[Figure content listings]
— Start —
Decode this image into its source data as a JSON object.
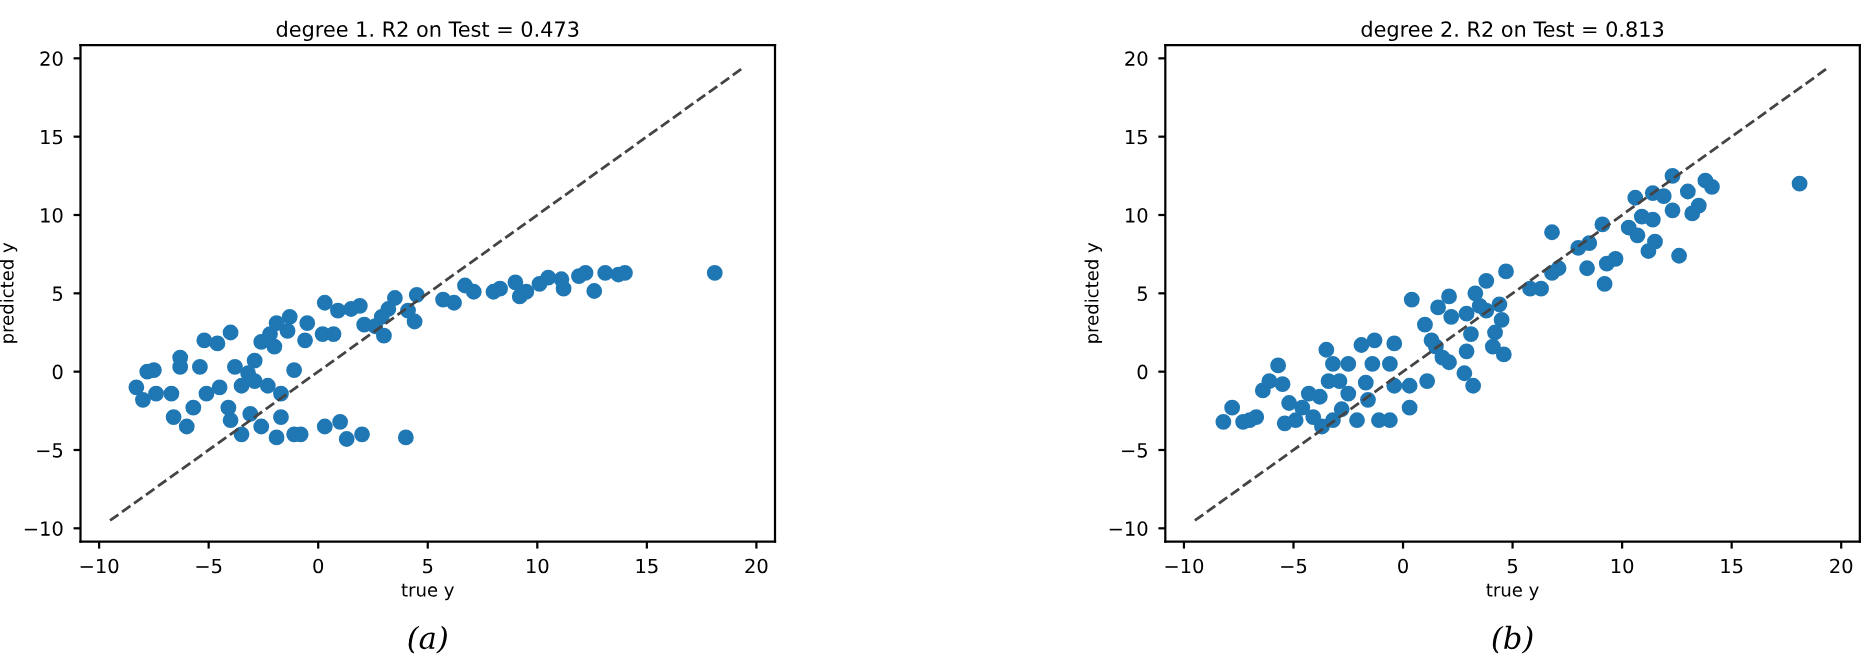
{
  "chart_data": [
    {
      "type": "scatter",
      "title": "degree 1. R2 on Test = 0.473",
      "xlabel": "true y",
      "ylabel": "predicted y",
      "annotations": [
        "(a)"
      ],
      "xlim": [
        -10.85,
        20.85
      ],
      "ylim": [
        -10.85,
        20.85
      ],
      "xticks": [
        -10,
        -5,
        0,
        5,
        10,
        15,
        20
      ],
      "yticks": [
        -10,
        -5,
        0,
        5,
        10,
        15,
        20
      ],
      "grid": false,
      "series": [
        {
          "marker": "circle",
          "color": "#1f77b4",
          "x": [
            18.1,
            14.0,
            13.7,
            13.1,
            12.2,
            11.9,
            12.6,
            11.1,
            11.2,
            10.5,
            10.1,
            9.5,
            9.2,
            9.0,
            8.3,
            8.0,
            7.1,
            6.7,
            6.2,
            5.7,
            4.5,
            4.4,
            4.1,
            3.5,
            3.2,
            2.9,
            3.0,
            2.6,
            2.1,
            1.9,
            1.5,
            0.9,
            0.3,
            0.7,
            0.2,
            -0.5,
            -0.6,
            -1.3,
            -1.4,
            -1.9,
            -2.2,
            -2.0,
            -2.6,
            -2.9,
            -3.2,
            -2.9,
            -3.5,
            -4.0,
            -4.6,
            -5.2,
            -5.4,
            -6.3,
            -6.3,
            -7.5,
            -7.8,
            -8.3,
            -8.0,
            -7.4,
            -6.7,
            -6.6,
            -6.0,
            -5.7,
            -5.1,
            -4.5,
            -4.1,
            -4.0,
            -3.5,
            -3.1,
            -2.6,
            -2.3,
            -1.7,
            -1.9,
            -1.1,
            -0.8,
            0.3,
            1.0,
            1.3,
            2.0,
            4.0,
            -1.1,
            -1.7,
            -3.8
          ],
          "values": [
            6.3,
            6.3,
            6.2,
            6.3,
            6.3,
            6.1,
            5.15,
            5.9,
            5.3,
            6.0,
            5.6,
            5.1,
            4.8,
            5.7,
            5.3,
            5.1,
            5.1,
            5.5,
            4.4,
            4.6,
            4.9,
            3.2,
            3.9,
            4.7,
            4.0,
            3.5,
            2.3,
            2.9,
            3.0,
            4.2,
            4.0,
            3.9,
            4.4,
            2.4,
            2.4,
            3.1,
            2.0,
            3.5,
            2.6,
            3.1,
            2.4,
            1.6,
            1.9,
            0.7,
            -0.1,
            -0.6,
            -0.9,
            2.5,
            1.8,
            2.0,
            0.3,
            0.9,
            0.3,
            0.1,
            0.0,
            -1.0,
            -1.8,
            -1.4,
            -1.4,
            -2.9,
            -3.5,
            -2.3,
            -1.4,
            -1.0,
            -2.3,
            -3.1,
            -4.0,
            -2.7,
            -3.5,
            -0.9,
            -2.9,
            -4.2,
            -4.0,
            -4.0,
            -3.5,
            -3.2,
            -4.3,
            -4.0,
            -4.2,
            0.1,
            -1.4,
            0.3
          ]
        },
        {
          "type": "line",
          "color": "#444444",
          "line_style": "dashed",
          "marker": "none",
          "x": [
            -9.5,
            19.4
          ],
          "values": [
            -9.5,
            19.4
          ]
        }
      ]
    },
    {
      "type": "scatter",
      "title": "degree 2. R2 on Test = 0.813",
      "xlabel": "true y",
      "ylabel": "predicted y",
      "annotations": [
        "(b)"
      ],
      "xlim": [
        -10.85,
        20.85
      ],
      "ylim": [
        -10.85,
        20.85
      ],
      "xticks": [
        -10,
        -5,
        0,
        5,
        10,
        15,
        20
      ],
      "yticks": [
        -10,
        -5,
        0,
        5,
        10,
        15,
        20
      ],
      "grid": false,
      "series": [
        {
          "marker": "circle",
          "color": "#1f77b4",
          "x": [
            18.1,
            14.1,
            13.8,
            13.5,
            13.2,
            13.0,
            12.6,
            12.3,
            12.3,
            11.9,
            11.4,
            11.4,
            11.5,
            11.2,
            10.9,
            10.7,
            10.6,
            10.3,
            9.7,
            9.3,
            9.2,
            9.1,
            8.5,
            8.4,
            8.0,
            6.8,
            7.1,
            6.8,
            6.3,
            5.8,
            4.7,
            4.6,
            4.5,
            4.4,
            4.2,
            4.1,
            3.8,
            3.5,
            3.8,
            3.3,
            3.1,
            3.2,
            2.9,
            2.8,
            2.9,
            2.2,
            2.1,
            2.1,
            1.6,
            1.8,
            1.5,
            1.3,
            1.0,
            1.1,
            0.4,
            0.3,
            0.3,
            -0.4,
            -0.6,
            -0.4,
            -0.6,
            -1.3,
            -1.4,
            -1.7,
            -1.6,
            -1.9,
            -2.5,
            -2.5,
            -2.8,
            -3.2,
            -3.5,
            -3.4,
            -3.8,
            -4.3,
            -4.6,
            -4.9,
            -5.2,
            -5.7,
            -6.1,
            -6.4,
            -6.7,
            -7.0,
            -7.8,
            -8.2,
            -7.3,
            -5.5,
            -4.1,
            -3.2,
            -2.1,
            -1.1,
            -2.9,
            -5.4,
            -3.7
          ],
          "values": [
            12.0,
            11.8,
            12.2,
            10.6,
            10.1,
            11.5,
            7.4,
            12.5,
            10.3,
            11.2,
            11.4,
            9.7,
            8.3,
            7.7,
            9.9,
            8.7,
            11.1,
            9.2,
            7.2,
            6.9,
            5.6,
            9.4,
            8.2,
            6.6,
            7.9,
            8.9,
            6.6,
            6.3,
            5.3,
            5.3,
            6.4,
            1.1,
            3.3,
            4.3,
            2.5,
            1.6,
            3.9,
            4.2,
            5.8,
            5.0,
            2.4,
            -0.9,
            1.3,
            -0.1,
            3.7,
            3.5,
            4.8,
            0.6,
            4.1,
            0.9,
            1.6,
            2.0,
            3.0,
            -0.6,
            4.6,
            -0.9,
            -2.3,
            1.8,
            0.5,
            -0.9,
            -3.1,
            2.0,
            0.5,
            -0.7,
            -1.8,
            1.7,
            0.5,
            -1.4,
            -2.4,
            0.5,
            1.4,
            -0.6,
            -1.6,
            -1.4,
            -2.3,
            -3.1,
            -2.0,
            0.4,
            -0.6,
            -1.2,
            -2.9,
            -3.1,
            -2.3,
            -3.2,
            -3.2,
            -0.8,
            -2.9,
            -3.1,
            -3.1,
            -3.1,
            -0.6,
            -3.3,
            -3.5
          ]
        },
        {
          "type": "line",
          "color": "#444444",
          "line_style": "dashed",
          "marker": "none",
          "x": [
            -9.5,
            19.4
          ],
          "values": [
            -9.5,
            19.4
          ]
        }
      ]
    }
  ]
}
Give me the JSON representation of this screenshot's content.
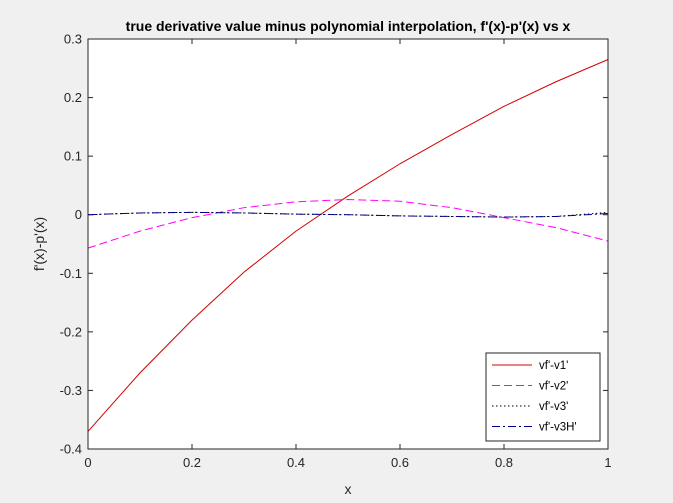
{
  "chart_data": {
    "type": "line",
    "title": "true derivative value minus polynomial interpolation, f'(x)-p'(x) vs x",
    "xlabel": "x",
    "ylabel": "f'(x)-p'(x)",
    "xlim": [
      0,
      1
    ],
    "ylim": [
      -0.4,
      0.3
    ],
    "xticks": [
      0,
      0.2,
      0.4,
      0.6,
      0.8,
      1
    ],
    "xtick_labels": [
      "0",
      "0.2",
      "0.4",
      "0.6",
      "0.8",
      "1"
    ],
    "yticks": [
      -0.4,
      -0.3,
      -0.2,
      -0.1,
      0,
      0.1,
      0.2,
      0.3
    ],
    "ytick_labels": [
      "-0.4",
      "-0.3",
      "-0.2",
      "-0.1",
      "0",
      "0.1",
      "0.2",
      "0.3"
    ],
    "grid": false,
    "legend_position": "bottom-right",
    "x": [
      0,
      0.1,
      0.2,
      0.3,
      0.4,
      0.5,
      0.6,
      0.7,
      0.8,
      0.9,
      1.0
    ],
    "series": [
      {
        "name": "vf'-v1'",
        "color": "#d40000",
        "style": "solid",
        "values": [
          -0.37,
          -0.27,
          -0.18,
          -0.098,
          -0.028,
          0.032,
          0.087,
          0.137,
          0.185,
          0.227,
          0.265
        ]
      },
      {
        "name": "vf'-v2'",
        "color": "#ff00ff",
        "style": "dashed",
        "values": [
          -0.057,
          -0.028,
          -0.005,
          0.012,
          0.022,
          0.026,
          0.023,
          0.012,
          -0.005,
          -0.022,
          -0.045
        ]
      },
      {
        "name": "vf'-v3'",
        "color": "#000000",
        "style": "dotted",
        "values": [
          0.0,
          0.003,
          0.004,
          0.003,
          0.001,
          0.0,
          -0.002,
          -0.003,
          -0.004,
          -0.003,
          0.004
        ]
      },
      {
        "name": "vf'-v3H'",
        "color": "#00008b",
        "style": "dashdot",
        "values": [
          0.0,
          0.003,
          0.004,
          0.003,
          0.001,
          0.0,
          -0.002,
          -0.003,
          -0.004,
          -0.003,
          0.002
        ]
      }
    ]
  }
}
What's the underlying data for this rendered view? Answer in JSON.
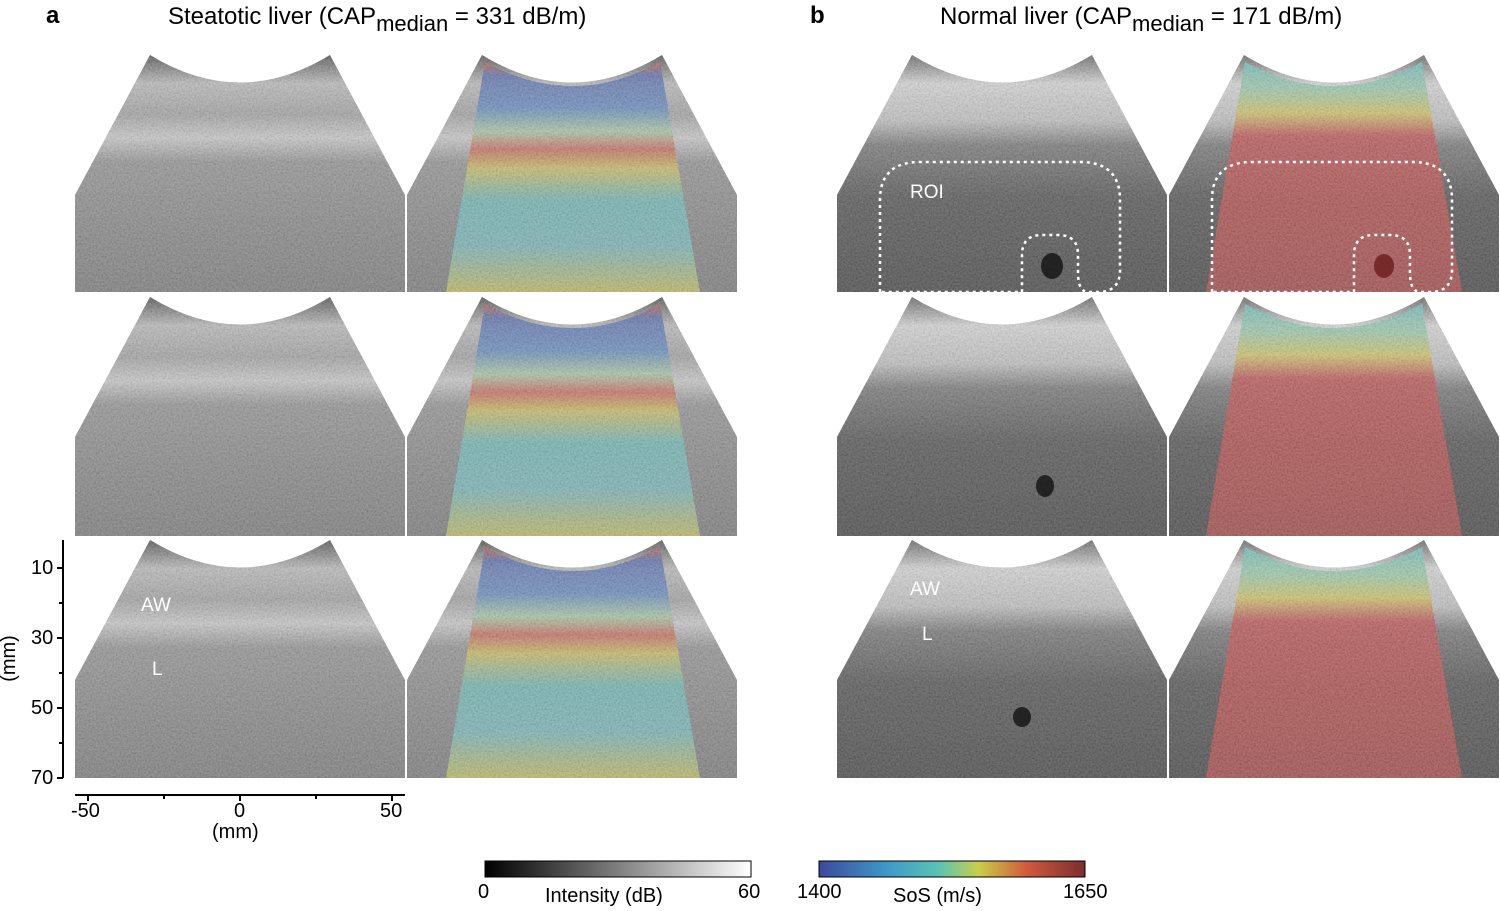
{
  "panels": {
    "a": {
      "letter": "a",
      "title_prefix": "Steatotic liver (CAP",
      "title_sub": "median",
      "title_suffix": " = 331 dB/m)"
    },
    "b": {
      "letter": "b",
      "title_prefix": "Normal liver (CAP",
      "title_sub": "median",
      "title_suffix": " = 171 dB/m)"
    }
  },
  "labels": {
    "aw": "AW",
    "l": "L",
    "roi": "ROI"
  },
  "y_axis": {
    "unit": "(mm)",
    "ticks": [
      "10",
      "30",
      "50",
      "70"
    ]
  },
  "x_axis": {
    "unit": "(mm)",
    "ticks": [
      "-50",
      "0",
      "50"
    ]
  },
  "colorbars": {
    "intensity": {
      "label": "Intensity (dB)",
      "min": "0",
      "max": "60"
    },
    "sos": {
      "label": "SoS (m/s)",
      "min": "1400",
      "max": "1650"
    }
  },
  "colors": {
    "sos_low": "#3a4fa6",
    "sos_mid": "#42b8c2",
    "sos_yellow": "#d8c93a",
    "sos_high": "#c83a35",
    "background": "#ffffff"
  }
}
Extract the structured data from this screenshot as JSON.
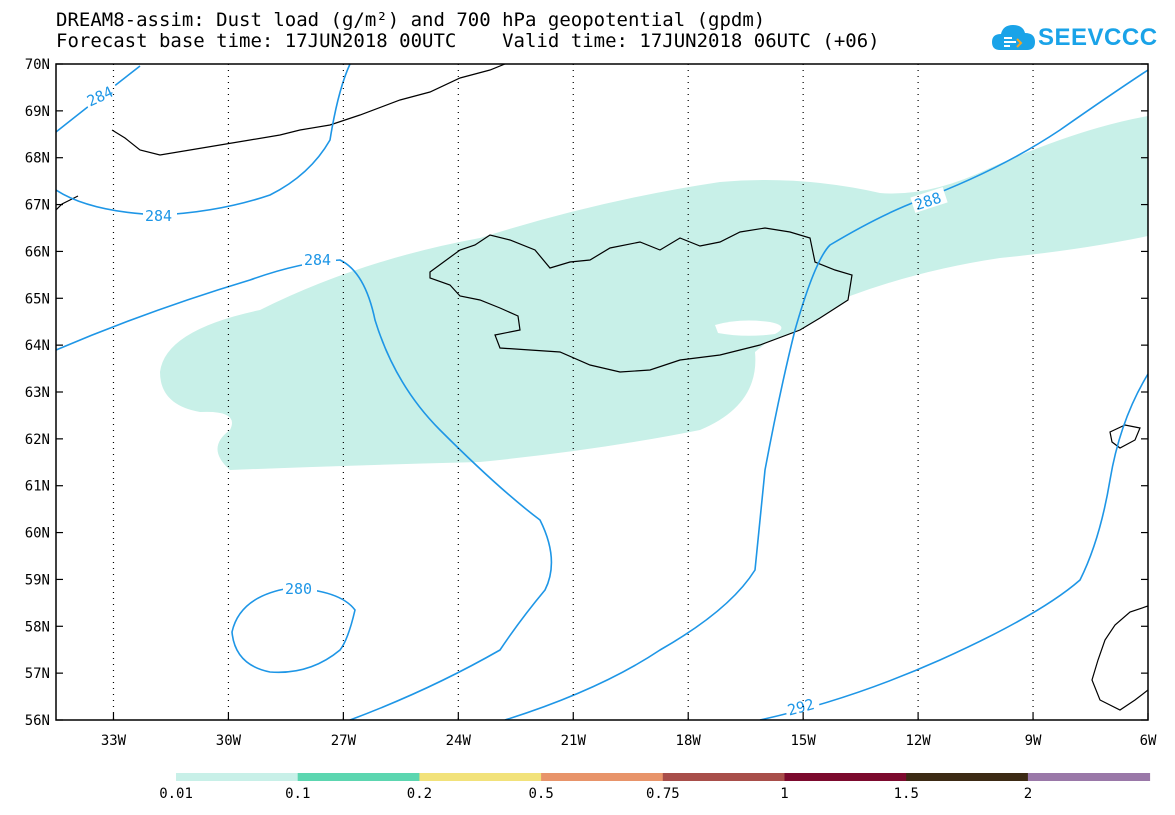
{
  "header": {
    "title_line1": "DREAM8-assim: Dust load (g/m²) and 700 hPa geopotential (gpdm)",
    "title_line2": "Forecast base time: 17JUN2018 00UTC    Valid time: 17JUN2018 06UTC (+06)"
  },
  "logo": {
    "text": "SEEVCCC",
    "icon": "cloud-icon",
    "color": "#1aa3e8"
  },
  "map": {
    "lon_range": [
      -34.5,
      -6
    ],
    "lat_range": [
      56,
      70
    ],
    "lon_ticks": [
      "33W",
      "30W",
      "27W",
      "24W",
      "21W",
      "18W",
      "15W",
      "12W",
      "9W",
      "6W"
    ],
    "lat_ticks": [
      "56N",
      "57N",
      "58N",
      "59N",
      "60N",
      "61N",
      "62N",
      "63N",
      "64N",
      "65N",
      "66N",
      "67N",
      "68N",
      "69N",
      "70N"
    ],
    "contour_color": "#1e96e6",
    "dust_color": "#c8f0e8",
    "contour_labels": [
      "284",
      "284",
      "284",
      "288",
      "280",
      "292"
    ]
  },
  "legend": {
    "labels": [
      "0.01",
      "0.1",
      "0.2",
      "0.5",
      "0.75",
      "1",
      "1.5",
      "2"
    ],
    "colors": [
      "#c8f0e8",
      "#5cd6b0",
      "#f2e27a",
      "#e8946a",
      "#a84e4a",
      "#7c0a2e",
      "#3c2a14",
      "#9a78a8"
    ]
  }
}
— End —
Pull out every line in the material above where "this" occurs.

=== Answer to the problem ===
Decode this image into its source data as a JSON object.
Give me the JSON representation of this screenshot's content.
What's the underlying data for this rendered view? Answer in JSON.
Extract the structured data from this screenshot as JSON.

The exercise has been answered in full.